Extracted data entries
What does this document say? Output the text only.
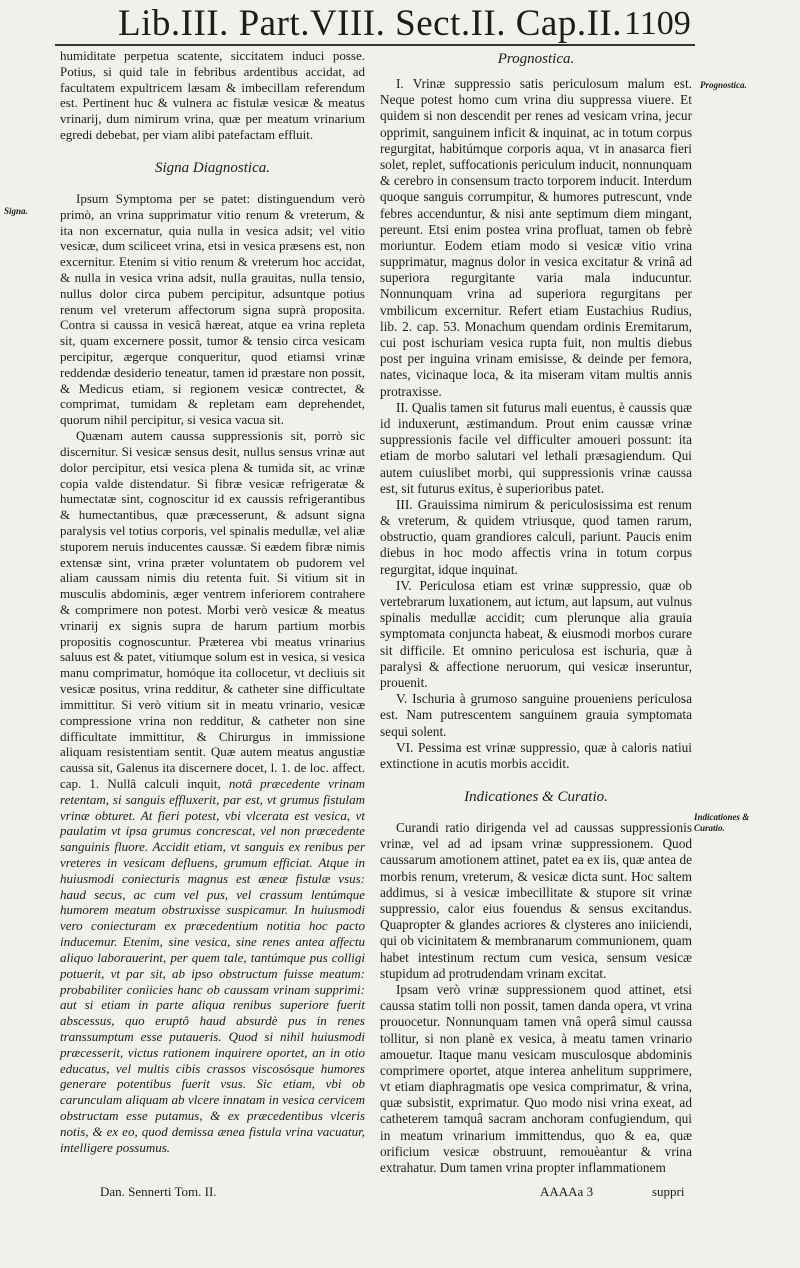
Lib.III. Part.VIII. Sect.II. Cap.II. 1109
Signa.
Prognostica.
Indicationes & Curatio.

humiditate perpetua scatente, siccitatem induci posse. Potius, si quid tale in febribus ardentibus accidat, ad facultatem expultricem læsam & imbecillam referendum est. Pertinent huc & vulnera ac fistulæ vesicæ & meatus vrinarij, dum nimirum vrina, quæ per meatum vrinarium egredi debebat, per viam alibi patefactam effluit.

Signa Diagnostica.

Ipsum Symptoma per se patet: distinguendum verò primò, an vrina supprimatur vitio renum & vreterum, & ita non excernatur, quia nulla in vesica adsit; vel vitio vesicæ, dum sciliceet vrina, etsi in vesica præsens est, non excernitur. Etenim si vitio renum & vreterum hoc accidat, & nulla in vesica vrina adsit, nulla grauitas, nulla tensio, nullus dolor circa pubem percipitur, adsuntque potius renum vel vreterum affectorum signa suprà proposita. Contra si caussa in vesicâ hæreat, atque ea vrina repleta sit, quam excernere possit, tumor & tensio circa vesicam percipitur, ægerque conqueritur, quod etiamsi vrinæ reddendæ desiderio teneatur, tamen id præstare non possit, & Medicus etiam, si regionem vesicæ contrectet, & comprimat, tumidam & repletam eam deprehendet, quorum nihil percipitur, si vesica vacua sit.

Quænam autem caussa suppressionis sit, porrò sic discernitur. Si vesicæ sensus desit, nullus sensus vrinæ aut dolor percipitur, etsi vesica plena & tumida sit, ac vrinæ copia valde distendatur. Si fibræ vesicæ refrigeratæ & humectatæ sint, cognoscitur id ex caussis refrigerantibus & humectantibus, quæ præcesserunt, & adsunt signa paralysis vel totius corporis, vel spinalis medullæ, vel aliæ stuporem neruis inducentes caussæ. Si eædem fibræ nimis extensæ sint, vrina præter voluntatem ob pudorem vel aliam caussam nimis diu retenta fuit. Si vitium sit in musculis abdominis, æger ventrem inferiorem contrahere & comprimere non potest. Morbi verò vesicæ & meatus vrinarij ex signis supra de harum partium morbis propositis cognoscuntur. Præterea vbi meatus vrinarius saluus est & patet, vitiumque solum est in vesica, si vesica manu comprimatur, homóque ita collocetur, vt decliuis sit vesicæ positus, vrina redditur, & catheter sine difficultate immittitur. Si verò vitium sit in meatu vrinario, vesicæ compressione vrina non redditur, & catheter non sine difficultate immittitur, & Chirurgus in immissione aliquam resistentiam sentit. Quæ autem meatus angustiæ caussa sit, Galenus ita discernere docet, l. 1. de loc. affect. cap. 1. Nullâ calculi inquit, notâ præcedente vrinam retentam, si sanguis effluxerit, par est, vt grumus fistulam vrinæ obturet. At fieri potest, vbi vlcerata est vesica, vt paulatim vt ipsa grumus concrescat, vel non præcedente sanguinis fluore. Accidit etiam, vt sanguis ex renibus per vreteres in vesicam defluens, grumum efficiat. Atque in huiusmodi coniecturis magnus est æneæ fistulæ vsus: haud secus, ac cum vel pus, vel crassum lentúmque humorem meatum obstruxisse suspicamur. In huiusmodi vero coniecturam ex præcedentium notitia hoc pacto inducemur. Etenim, sine vesica, sine renes antea affectu aliquo laborauerint, per quem tale, tantúmque pus colligi potuerit, vt par sit, ab ipso obstructum fuisse meatum: probabiliter coniicies hanc ob caussam vrinam supprimi: aut si etiam in parte aliqua renibus superiore fuerit abscessus, quo eruptô haud absurdè pus in renes transsumptum esse putaueris. Quod si nihil huiusmodi præcesserit, victus rationem inquirere oportet, an in otio educatus, vel multis cibis crassos viscosósque humores generare potentibus fuerit vsus. Sic etiam, vbi ob carunculam aliquam ab vlcere innatam in vesica cervicem obstructam esse putamus, & ex præcedentibus vlceris notis, & ex eo, quod demissa ænea fistula vrina vacuatur, intelligere possumus.

Prognostica.

I. Vrinæ suppressio satis periculosum malum est. Neque potest homo cum vrina diu suppressa viuere. Et quidem si non descendit per renes ad vesicam vrina, jecur opprimit, sanguinem inficit & inquinat, ac in totum corpus regurgitat, habitúmque corporis aqua, vt in anasarca fieri solet, replet, suffocationis periculum inducit, nonnunquam & cerebro in consensum tracto torporem inducit. Interdum quoque sanguis corrumpitur, & humores putrescunt, vnde febres accenduntur, & nisi ante septimum diem mingant, pereunt. Etsi enim postea vrina profluat, tamen ob febrè moriuntur. Eodem etiam modo si vesicæ vitio vrina supprimatur, magnus dolor in vesica excitatur & vrinâ ad superiora regurgitante varia mala inducuntur. Nonnunquam vrina ad superiora regurgitans per vmbilicum excernitur. Refert etiam Eustachius Rudius, lib. 2. cap. 53. Monachum quendam ordinis Eremitarum, cui post ischuriam vesica rupta fuit, non multis diebus post per inguina vrinam emisisse, & deinde per femora, nates, vicinaque loca, & ita miseram vitam multis annis protraxisse.

II. Qualis tamen sit futurus mali euentus, è caussis quæ id induxerunt, æstimandum. Prout enim caussæ vrinæ suppressionis facile vel difficulter amoueri possunt: ita etiam de morbo salutari vel lethali præsagiendum. Qui autem cuiuslibet morbi, qui suppressionis vrinæ caussa est, sit futurus exitus, è superioribus patet.

III. Grauissima nimirum & periculosissima est renum & vreterum, & quidem vtriusque, quod tamen rarum, obstructio, quam grandiores calculi, pariunt. Paucis enim diebus in hoc modo affectis vrina in totum corpus regurgitat, idque inquinat.

IV. Periculosa etiam est vrinæ suppressio, quæ ob vertebrarum luxationem, aut ictum, aut lapsum, aut vulnus spinalis medullæ accidit; cum plerunque alia grauia symptomata conjuncta habeat, & eiusmodi morbos curare sit difficile. Et omnino periculosa est ischuria, quæ à paralysi & affectione neruorum, qui vesicæ inseruntur, prouenit.

V. Ischuria à grumoso sanguine proueniens periculosa est. Nam putrescentem sanguinem grauia symptomata sequi solent.

VI. Pessima est vrinæ suppressio, quæ à caloris natiui extinctione in acutis morbis accidit.

Indicationes & Curatio.

Curandi ratio dirigenda vel ad caussas suppressionis vrinæ, vel ad ad ipsam vrinæ suppressionem. Quod caussarum amotionem attinet, patet ea ex iis, quæ antea de morbis renum, vreterum, & vesicæ dicta sunt. Hoc saltem addimus, si à vesicæ imbecillitate & stupore sit vrinæ suppressio, calor eius fouendus & sensus excitandus. Quapropter & glandes acriores & clysteres ano iniiciendi, qui ob vicinitatem & membranarum communionem, quam habet intestinum rectum cum vesica, sensum vesicæ stupidum ad protrudendam vrinam excitat.

Ipsam verò vrinæ suppressionem quod attinet, etsi caussa statim tolli non possit, tamen danda opera, vt vrina prouocetur. Nonnunquam tamen vnâ operâ simul caussa tollitur, si non planè ex vesica, à meatu tamen vrinario amouetur. Itaque manu vesicam musculosque abdominis comprimere oportet, atque interea anhelitum supprimere, vt etiam diaphragmatis ope vesica comprimatur, & vrina, quæ subsistit, exprimatur. Quo modo nisi vrina exeat, ad catheterem tamquâ sacram anchoram confugiendum, qui in meatum vrinarium immittendus, quo & ea, quæ orificium vesicæ obstruunt, remouèantur & vrina extrahatur. Dum tamen vrina propter inflammationem

Dan. Sennerti Tom. II.	AAAAa 3	suppri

WORK INSTRUCTION:
The result should be an exact repetition of all the records. Drop the pictures.

EXERCISE ANSWER:
What does this document say? Output the text only.
Lib.III. Part.VIII. Sect.II. Cap.II. 1109
Signa.
Prognostica.
Indicationes & Curatio.

humiditate perpetua scatente, siccitatem induci posse. Potius, si quid tale in febribus ardentibus accidat, ad facultatem expultricem læsam & imbecillam referendum est. Pertinent huc & vulnera ac fistulæ vesicæ & meatus vrinarij, dum nimirum vrina, quæ per meatum vrinarium egredi debebat, per viam alibi patefactam effluit.

Signa Diagnostica.

Ipsum Symptoma per se patet: distinguendum verò primò, an vrina supprimatur vitio renum & vreterum, & ita non excernatur, quia nulla in vesica adsit; vel vitio vesicæ, dum sciliceet vrina, etsi in vesica præsens est, non excernitur. Etenim si vitio renum & vreterum hoc accidat, & nulla in vesica vrina adsit, nulla grauitas, nulla tensio, nullus dolor circa pubem percipitur, adsuntque potius renum vel vreterum affectorum signa suprà proposita. Contra si caussa in vesicâ hæreat, atque ea vrina repleta sit, quam excernere possit, tumor & tensio circa vesicam percipitur, ægerque conqueritur, quod etiamsi vrinæ reddendæ desiderio teneatur, tamen id præstare non possit, & Medicus etiam, si regionem vesicæ contrectet, & comprimat, tumidam & repletam eam deprehendet, quorum nihil percipitur, si vesica vacua sit.

Quænam autem caussa suppressionis sit, porrò sic discernitur. Si vesicæ sensus desit, nullus sensus vrinæ aut dolor percipitur, etsi vesica plena & tumida sit, ac vrinæ copia valde distendatur. Si fibræ vesicæ refrigeratæ & humectatæ sint, cognoscitur id ex caussis refrigerantibus & humectantibus, quæ præcesserunt, & adsunt signa paralysis vel totius corporis, vel spinalis medullæ, vel aliæ stuporem neruis inducentes caussæ. Si eædem fibræ nimis extensæ sint, vrina præter voluntatem ob pudorem vel aliam caussam nimis diu retenta fuit. Si vitium sit in musculis abdominis, æger ventrem inferiorem contrahere & comprimere non potest. Morbi verò vesicæ & meatus vrinarij ex signis supra de harum partium morbis propositis cognoscuntur. Præterea vbi meatus vrinarius saluus est & patet, vitiumque solum est in vesica, si vesica manu comprimatur, homóque ita collocetur, vt decliuis sit vesicæ positus, vrina redditur, & catheter sine difficultate immittitur. Si verò vitium sit in meatu vrinario, vesicæ compressione vrina non redditur, & catheter non sine difficultate immittitur, & Chirurgus in immissione aliquam resistentiam sentit. Quæ autem meatus angustiæ caussa sit, Galenus ita discernere docet, l. 1. de loc. affect. cap. 1. Nullâ calculi inquit, notâ præcedente vrinam retentam, si sanguis effluxerit, par est, vt grumus fistulam vrinæ obturet. At fieri potest, vbi vlcerata est vesica, vt paulatim vt ipsa grumus concrescat, vel non præcedente sanguinis fluore. Accidit etiam, vt sanguis ex renibus per vreteres in vesicam defluens, grumum efficiat. Atque in huiusmodi coniecturis magnus est æneæ fistulæ vsus: haud secus, ac cum vel pus, vel crassum lentúmque humorem meatum obstruxisse suspicamur. In huiusmodi vero coniecturam ex præcedentium notitia hoc pacto inducemur. Etenim, sine vesica, sine renes antea affectu aliquo laborauerint, per quem tale, tantúmque pus colligi potuerit, vt par sit, ab ipso obstructum fuisse meatum: probabiliter coniicies hanc ob caussam vrinam supprimi: aut si etiam in parte aliqua renibus superiore fuerit abscessus, quo eruptô haud absurdè pus in renes transsumptum esse putaueris. Quod si nihil huiusmodi præcesserit, victus rationem inquirere oportet, an in otio educatus, vel multis cibis crassos viscosósque humores generare potentibus fuerit vsus. Sic etiam, vbi ob carunculam aliquam ab vlcere innatam in vesica cervicem obstructam esse putamus, & ex præcedentibus vlceris notis, & ex eo, quod demissa ænea fistula vrina vacuatur, intelligere possumus.

Prognostica.

I. Vrinæ suppressio satis periculosum malum est. Neque potest homo cum vrina diu suppressa viuere. Et quidem si non descendit per renes ad vesicam vrina, jecur opprimit, sanguinem inficit & inquinat, ac in totum corpus regurgitat, habitúmque corporis aqua, vt in anasarca fieri solet, replet, suffocationis periculum inducit, nonnunquam & cerebro in consensum tracto torporem inducit. Interdum quoque sanguis corrumpitur, & humores putrescunt, vnde febres accenduntur, & nisi ante septimum diem mingant, pereunt. Etsi enim postea vrina profluat, tamen ob febrè moriuntur. Eodem etiam modo si vesicæ vitio vrina supprimatur, magnus dolor in vesica excitatur & vrinâ ad superiora regurgitante varia mala inducuntur. Nonnunquam vrina ad superiora regurgitans per vmbilicum excernitur. Refert etiam Eustachius Rudius, lib. 2. cap. 53. Monachum quendam ordinis Eremitarum, cui post ischuriam vesica rupta fuit, non multis diebus post per inguina vrinam emisisse, & deinde per femora, nates, vicinaque loca, & ita miseram vitam multis annis protraxisse.

II. Qualis tamen sit futurus mali euentus, è caussis quæ id induxerunt, æstimandum. Prout enim caussæ vrinæ suppressionis facile vel difficulter amoueri possunt: ita etiam de morbo salutari vel lethali præsagiendum. Qui autem cuiuslibet morbi, qui suppressionis vrinæ caussa est, sit futurus exitus, è superioribus patet.

III. Grauissima nimirum & periculosissima est renum & vreterum, & quidem vtriusque, quod tamen rarum, obstructio, quam grandiores calculi, pariunt. Paucis enim diebus in hoc modo affectis vrina in totum corpus regurgitat, idque inquinat.

IV. Periculosa etiam est vrinæ suppressio, quæ ob vertebrarum luxationem, aut ictum, aut lapsum, aut vulnus spinalis medullæ accidit; cum plerunque alia grauia symptomata conjuncta habeat, & eiusmodi morbos curare sit difficile. Et omnino periculosa est ischuria, quæ à paralysi & affectione neruorum, qui vesicæ inseruntur, prouenit.

V. Ischuria à grumoso sanguine proueniens periculosa est. Nam putrescentem sanguinem grauia symptomata sequi solent.

VI. Pessima est vrinæ suppressio, quæ à caloris natiui extinctione in acutis morbis accidit.

Indicationes & Curatio.

Curandi ratio dirigenda vel ad caussas suppressionis vrinæ, vel ad ad ipsam vrinæ suppressionem. Quod caussarum amotionem attinet, patet ea ex iis, quæ antea de morbis renum, vreterum, & vesicæ dicta sunt. Hoc saltem addimus, si à vesicæ imbecillitate & stupore sit vrinæ suppressio, calor eius fouendus & sensus excitandus. Quapropter & glandes acriores & clysteres ano iniiciendi, qui ob vicinitatem & membranarum communionem, quam habet intestinum rectum cum vesica, sensum vesicæ stupidum ad protrudendam vrinam excitat.

Ipsam verò vrinæ suppressionem quod attinet, etsi caussa statim tolli non possit, tamen danda opera, vt vrina prouocetur. Nonnunquam tamen vnâ operâ simul caussa tollitur, si non planè ex vesica, à meatu tamen vrinario amouetur. Itaque manu vesicam musculosque abdominis comprimere oportet, atque interea anhelitum supprimere, vt etiam diaphragmatis ope vesica comprimatur, & vrina, quæ subsistit, exprimatur. Quo modo nisi vrina exeat, ad catheterem tamquâ sacram anchoram confugiendum, qui in meatum vrinarium immittendus, quo & ea, quæ orificium vesicæ obstruunt, remouèantur & vrina extrahatur. Dum tamen vrina propter inflammationem

Dan. Sennerti Tom. II.	AAAAa 3	suppri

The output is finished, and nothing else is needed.